Directions for this task: Under this task are some entries; return every one of them exactly.

====== Source data

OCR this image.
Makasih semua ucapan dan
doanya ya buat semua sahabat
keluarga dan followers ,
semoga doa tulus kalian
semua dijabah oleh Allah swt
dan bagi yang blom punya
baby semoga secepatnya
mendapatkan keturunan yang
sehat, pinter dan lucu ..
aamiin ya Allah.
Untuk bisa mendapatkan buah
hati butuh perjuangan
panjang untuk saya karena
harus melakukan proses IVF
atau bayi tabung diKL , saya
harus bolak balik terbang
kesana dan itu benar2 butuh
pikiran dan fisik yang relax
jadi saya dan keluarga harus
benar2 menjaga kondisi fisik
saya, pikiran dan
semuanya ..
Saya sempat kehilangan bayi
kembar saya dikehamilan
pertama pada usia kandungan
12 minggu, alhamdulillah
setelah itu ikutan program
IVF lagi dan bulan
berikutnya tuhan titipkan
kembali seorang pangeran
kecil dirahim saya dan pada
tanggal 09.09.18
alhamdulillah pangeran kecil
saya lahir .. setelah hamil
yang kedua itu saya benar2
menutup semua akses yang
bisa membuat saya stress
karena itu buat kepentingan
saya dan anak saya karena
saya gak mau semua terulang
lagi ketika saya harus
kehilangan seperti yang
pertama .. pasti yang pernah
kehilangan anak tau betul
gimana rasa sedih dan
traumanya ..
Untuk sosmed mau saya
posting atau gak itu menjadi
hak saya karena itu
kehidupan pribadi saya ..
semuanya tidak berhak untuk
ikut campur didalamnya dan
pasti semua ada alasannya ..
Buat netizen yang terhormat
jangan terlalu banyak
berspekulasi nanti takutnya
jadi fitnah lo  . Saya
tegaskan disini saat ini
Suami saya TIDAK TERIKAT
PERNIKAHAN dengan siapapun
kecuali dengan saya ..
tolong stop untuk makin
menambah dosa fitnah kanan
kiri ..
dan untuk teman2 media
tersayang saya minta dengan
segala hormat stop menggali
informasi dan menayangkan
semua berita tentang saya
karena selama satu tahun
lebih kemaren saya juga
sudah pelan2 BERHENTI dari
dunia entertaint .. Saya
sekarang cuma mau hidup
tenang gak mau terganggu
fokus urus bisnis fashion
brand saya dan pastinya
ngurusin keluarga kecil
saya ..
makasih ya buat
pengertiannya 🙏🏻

============

The solution:
OCR this image.
Makasih semua ucapan dan
doanya ya buat semua sahabat
keluarga dan followers ,
semoga doa tulus kalian
semua dijabah oleh Allah swt
dan bagi yang blom punya
baby semoga secepatnya
mendapatkan keturunan yang
sehat, pinter dan lucu ..
aamiin ya Allah.
Untuk bisa mendapatkan buah
hati butuh perjuangan
panjang untuk saya karena
harus melakukan proses IVF
atau bayi tabung diKL , saya
harus bolak balik terbang
kesana dan itu benar2 butuh
pikiran dan fisik yang relax
jadi saya dan keluarga harus
benar2 menjaga kondisi fisik
saya, pikiran dan
semuanya ..
Saya sempat kehilangan bayi
kembar saya dikehamilan
pertama pada usia kandungan
12 minggu, alhamdulillah
setelah itu ikutan program
IVF lagi dan bulan
berikutnya tuhan titipkan
kembali seorang pangeran
kecil dirahim saya dan pada
tanggal 09.09.18
alhamdulillah pangeran kecil
saya lahir .. setelah hamil
yang kedua itu saya benar2
menutup semua akses yang
bisa membuat saya stress
karena itu buat kepentingan
saya dan anak saya karena
saya gak mau semua terulang
lagi ketika saya harus
kehilangan seperti yang
pertama .. pasti yang pernah
kehilangan anak tau betul
gimana rasa sedih dan
traumanya ..
Untuk sosmed mau saya
posting atau gak itu menjadi
hak saya karena itu
kehidupan pribadi saya ..
semuanya tidak berhak untuk
ikut campur didalamnya dan
pasti semua ada alasannya ..
Buat netizen yang terhormat
jangan terlalu banyak
berspekulasi nanti takutnya
jadi fitnah lo  . Saya
tegaskan disini saat ini
Suami saya TIDAK TERIKAT
PERNIKAHAN dengan siapapun
kecuali dengan saya ..
tolong stop untuk makin
menambah dosa fitnah kanan
kiri ..
dan untuk teman2 media
tersayang saya minta dengan
segala hormat stop menggali
informasi dan menayangkan
semua berita tentang saya
karena selama satu tahun
lebih kemaren saya juga
sudah pelan2 BERHENTI dari
dunia entertaint .. Saya
sekarang cuma mau hidup
tenang gak mau terganggu
fokus urus bisnis fashion
brand saya dan pastinya
ngurusin keluarga kecil
saya ..
makasih ya buat
pengertiannya 🙏🏻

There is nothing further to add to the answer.